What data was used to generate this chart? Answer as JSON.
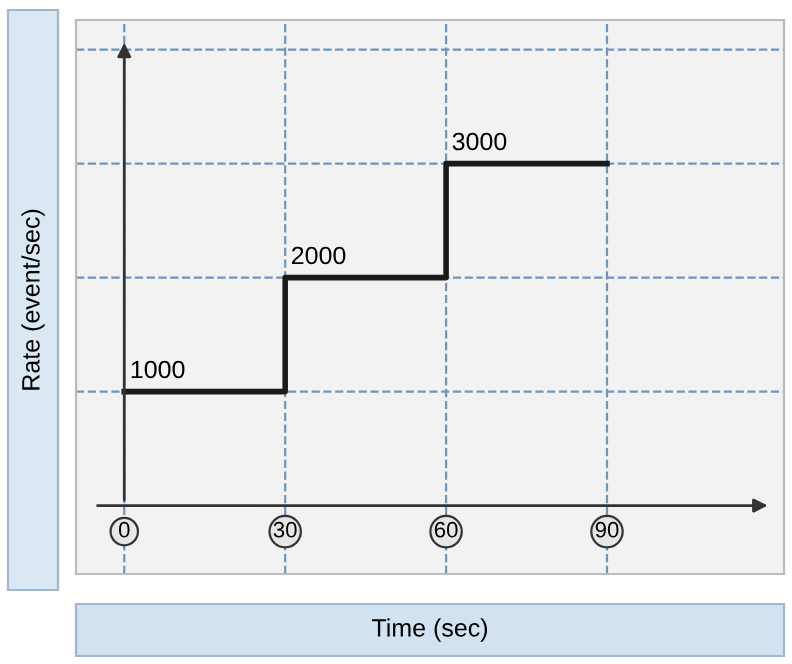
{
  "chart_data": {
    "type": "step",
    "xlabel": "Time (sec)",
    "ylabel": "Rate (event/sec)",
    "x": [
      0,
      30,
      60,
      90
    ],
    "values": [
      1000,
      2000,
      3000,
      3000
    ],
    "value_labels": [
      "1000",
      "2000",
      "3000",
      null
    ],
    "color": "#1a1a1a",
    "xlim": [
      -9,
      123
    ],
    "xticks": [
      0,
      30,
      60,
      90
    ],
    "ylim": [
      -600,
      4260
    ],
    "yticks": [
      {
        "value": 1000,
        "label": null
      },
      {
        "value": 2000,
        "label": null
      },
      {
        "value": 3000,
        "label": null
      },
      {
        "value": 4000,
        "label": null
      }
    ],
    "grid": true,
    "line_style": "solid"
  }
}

######

### Required work
Return all the entries word for word, but omit any pictures they contain.

### Reply to the exercise
What data was used to generate this chart? Answer as JSON.
{
  "chart_data": {
    "type": "step",
    "xlabel": "Time (sec)",
    "ylabel": "Rate (event/sec)",
    "x": [
      0,
      30,
      60,
      90
    ],
    "values": [
      1000,
      2000,
      3000,
      3000
    ],
    "value_labels": [
      "1000",
      "2000",
      "3000",
      null
    ],
    "color": "#1a1a1a",
    "xlim": [
      -9,
      123
    ],
    "xticks": [
      0,
      30,
      60,
      90
    ],
    "ylim": [
      -600,
      4260
    ],
    "yticks": [
      {
        "value": 1000,
        "label": null
      },
      {
        "value": 2000,
        "label": null
      },
      {
        "value": 3000,
        "label": null
      },
      {
        "value": 4000,
        "label": null
      }
    ],
    "grid": true,
    "line_style": "solid"
  }
}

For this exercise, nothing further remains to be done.